▶ PROMPT: Of the lines in the records that follow, how many include the word "ocasión"? Answer with a bare number.

-------- DATASET EXTRACT

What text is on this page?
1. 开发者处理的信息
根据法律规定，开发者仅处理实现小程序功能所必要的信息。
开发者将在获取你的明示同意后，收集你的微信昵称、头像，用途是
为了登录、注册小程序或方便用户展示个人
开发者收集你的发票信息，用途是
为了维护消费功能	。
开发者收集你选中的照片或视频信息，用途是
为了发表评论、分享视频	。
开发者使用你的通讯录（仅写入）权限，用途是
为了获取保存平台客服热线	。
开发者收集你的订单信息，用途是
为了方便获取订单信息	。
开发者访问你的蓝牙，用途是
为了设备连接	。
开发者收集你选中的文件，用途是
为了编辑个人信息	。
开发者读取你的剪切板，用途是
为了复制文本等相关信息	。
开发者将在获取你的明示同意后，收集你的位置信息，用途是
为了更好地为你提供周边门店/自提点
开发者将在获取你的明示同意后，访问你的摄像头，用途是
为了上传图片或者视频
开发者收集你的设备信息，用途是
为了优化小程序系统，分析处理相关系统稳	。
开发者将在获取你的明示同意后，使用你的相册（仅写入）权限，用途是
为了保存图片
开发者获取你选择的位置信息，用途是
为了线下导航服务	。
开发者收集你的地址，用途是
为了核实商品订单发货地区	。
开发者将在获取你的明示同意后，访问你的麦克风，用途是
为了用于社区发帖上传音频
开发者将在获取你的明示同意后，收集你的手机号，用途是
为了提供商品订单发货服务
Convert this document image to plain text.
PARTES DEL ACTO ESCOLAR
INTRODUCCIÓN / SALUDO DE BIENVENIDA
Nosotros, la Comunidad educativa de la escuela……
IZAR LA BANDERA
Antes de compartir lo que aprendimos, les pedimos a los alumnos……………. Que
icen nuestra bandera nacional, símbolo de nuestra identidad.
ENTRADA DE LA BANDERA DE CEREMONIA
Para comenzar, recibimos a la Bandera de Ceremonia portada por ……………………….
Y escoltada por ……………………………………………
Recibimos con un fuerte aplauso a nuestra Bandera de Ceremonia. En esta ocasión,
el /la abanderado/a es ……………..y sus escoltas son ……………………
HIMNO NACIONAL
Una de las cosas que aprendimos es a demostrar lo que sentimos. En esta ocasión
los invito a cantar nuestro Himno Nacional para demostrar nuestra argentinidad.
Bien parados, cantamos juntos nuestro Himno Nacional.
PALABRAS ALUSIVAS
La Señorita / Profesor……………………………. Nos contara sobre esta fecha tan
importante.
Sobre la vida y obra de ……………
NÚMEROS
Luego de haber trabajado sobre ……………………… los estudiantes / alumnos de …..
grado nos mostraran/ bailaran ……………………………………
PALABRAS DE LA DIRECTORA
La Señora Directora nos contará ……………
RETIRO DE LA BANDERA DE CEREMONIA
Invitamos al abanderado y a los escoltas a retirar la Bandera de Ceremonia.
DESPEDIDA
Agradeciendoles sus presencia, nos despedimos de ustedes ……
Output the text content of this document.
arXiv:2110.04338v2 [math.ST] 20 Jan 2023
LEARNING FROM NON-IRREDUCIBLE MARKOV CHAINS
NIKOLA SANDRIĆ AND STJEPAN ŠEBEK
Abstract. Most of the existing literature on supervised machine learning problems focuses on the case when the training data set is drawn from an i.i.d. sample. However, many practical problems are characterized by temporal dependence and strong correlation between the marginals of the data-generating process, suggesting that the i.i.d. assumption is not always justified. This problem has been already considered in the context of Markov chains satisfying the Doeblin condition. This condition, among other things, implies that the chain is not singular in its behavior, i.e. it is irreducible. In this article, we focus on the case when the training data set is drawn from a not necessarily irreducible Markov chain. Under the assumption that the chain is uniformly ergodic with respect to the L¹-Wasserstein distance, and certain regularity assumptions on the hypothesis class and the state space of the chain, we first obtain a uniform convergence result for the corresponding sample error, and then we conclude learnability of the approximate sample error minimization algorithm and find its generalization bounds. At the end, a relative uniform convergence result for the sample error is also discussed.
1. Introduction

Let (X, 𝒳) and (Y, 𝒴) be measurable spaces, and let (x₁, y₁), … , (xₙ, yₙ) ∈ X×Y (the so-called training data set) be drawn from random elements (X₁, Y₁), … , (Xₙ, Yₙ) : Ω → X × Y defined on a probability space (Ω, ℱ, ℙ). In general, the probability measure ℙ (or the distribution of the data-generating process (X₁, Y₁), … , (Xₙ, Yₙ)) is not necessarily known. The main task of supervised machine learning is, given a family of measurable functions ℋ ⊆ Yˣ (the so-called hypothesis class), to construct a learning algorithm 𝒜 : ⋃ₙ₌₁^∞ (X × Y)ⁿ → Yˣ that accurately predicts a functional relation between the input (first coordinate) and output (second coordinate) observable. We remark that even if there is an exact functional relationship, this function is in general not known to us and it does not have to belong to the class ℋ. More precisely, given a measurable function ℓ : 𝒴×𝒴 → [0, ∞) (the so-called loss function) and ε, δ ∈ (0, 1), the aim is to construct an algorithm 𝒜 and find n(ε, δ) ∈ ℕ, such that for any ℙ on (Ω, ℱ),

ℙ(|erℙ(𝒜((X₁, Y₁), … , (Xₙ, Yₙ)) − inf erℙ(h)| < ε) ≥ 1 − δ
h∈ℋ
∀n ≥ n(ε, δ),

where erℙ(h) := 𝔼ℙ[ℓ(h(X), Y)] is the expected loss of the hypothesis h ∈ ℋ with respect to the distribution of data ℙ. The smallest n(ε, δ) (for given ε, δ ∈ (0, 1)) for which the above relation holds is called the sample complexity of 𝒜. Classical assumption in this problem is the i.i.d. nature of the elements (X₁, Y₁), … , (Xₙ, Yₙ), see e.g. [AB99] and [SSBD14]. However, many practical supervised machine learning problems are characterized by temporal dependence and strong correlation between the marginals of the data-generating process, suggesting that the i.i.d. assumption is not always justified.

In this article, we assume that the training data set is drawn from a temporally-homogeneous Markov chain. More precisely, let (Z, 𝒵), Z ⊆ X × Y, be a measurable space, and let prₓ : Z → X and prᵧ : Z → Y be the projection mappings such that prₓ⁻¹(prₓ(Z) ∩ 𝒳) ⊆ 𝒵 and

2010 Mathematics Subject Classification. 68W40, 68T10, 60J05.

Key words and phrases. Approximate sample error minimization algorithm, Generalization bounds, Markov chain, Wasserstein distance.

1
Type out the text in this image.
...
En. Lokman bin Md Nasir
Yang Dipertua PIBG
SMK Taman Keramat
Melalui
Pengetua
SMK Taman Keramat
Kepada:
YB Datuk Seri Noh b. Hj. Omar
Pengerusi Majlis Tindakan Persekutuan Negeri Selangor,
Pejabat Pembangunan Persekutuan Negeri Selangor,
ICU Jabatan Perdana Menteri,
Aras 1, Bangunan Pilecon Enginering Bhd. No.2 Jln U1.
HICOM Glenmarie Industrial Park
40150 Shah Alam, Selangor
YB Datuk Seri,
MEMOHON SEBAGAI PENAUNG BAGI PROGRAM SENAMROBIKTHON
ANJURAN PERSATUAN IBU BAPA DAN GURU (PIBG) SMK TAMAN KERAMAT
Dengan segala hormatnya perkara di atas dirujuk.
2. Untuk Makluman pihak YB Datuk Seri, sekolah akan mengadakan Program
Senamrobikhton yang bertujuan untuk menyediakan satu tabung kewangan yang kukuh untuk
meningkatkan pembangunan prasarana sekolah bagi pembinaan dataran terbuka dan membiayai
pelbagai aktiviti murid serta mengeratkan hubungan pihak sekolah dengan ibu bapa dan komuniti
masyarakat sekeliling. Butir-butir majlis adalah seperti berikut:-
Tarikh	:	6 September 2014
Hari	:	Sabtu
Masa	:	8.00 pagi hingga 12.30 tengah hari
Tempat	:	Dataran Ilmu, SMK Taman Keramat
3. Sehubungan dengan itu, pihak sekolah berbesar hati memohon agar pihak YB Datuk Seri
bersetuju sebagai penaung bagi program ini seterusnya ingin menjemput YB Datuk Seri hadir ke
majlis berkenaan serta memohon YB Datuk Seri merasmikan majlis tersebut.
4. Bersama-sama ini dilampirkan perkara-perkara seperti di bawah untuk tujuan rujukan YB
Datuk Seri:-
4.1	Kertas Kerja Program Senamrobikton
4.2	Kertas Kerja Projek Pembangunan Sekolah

----------------

▶ RESULT OF THE EXERCISE: 2